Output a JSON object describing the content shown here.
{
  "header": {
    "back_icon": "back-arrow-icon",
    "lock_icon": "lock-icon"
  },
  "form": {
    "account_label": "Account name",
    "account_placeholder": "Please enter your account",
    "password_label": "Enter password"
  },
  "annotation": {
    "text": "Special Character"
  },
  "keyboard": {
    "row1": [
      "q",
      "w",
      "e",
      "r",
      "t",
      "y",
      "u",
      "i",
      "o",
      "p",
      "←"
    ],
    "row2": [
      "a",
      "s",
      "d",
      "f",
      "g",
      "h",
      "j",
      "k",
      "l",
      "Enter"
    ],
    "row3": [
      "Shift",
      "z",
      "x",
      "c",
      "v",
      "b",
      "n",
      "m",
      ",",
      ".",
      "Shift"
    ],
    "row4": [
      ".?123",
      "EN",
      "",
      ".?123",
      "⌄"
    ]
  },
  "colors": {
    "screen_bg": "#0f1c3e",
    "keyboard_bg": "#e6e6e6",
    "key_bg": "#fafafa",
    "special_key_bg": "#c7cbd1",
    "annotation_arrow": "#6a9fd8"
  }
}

### Task requirements
The word "icon" may appear on some lines. Report how many lines hold it, giving the number alone.

### Output for this task
2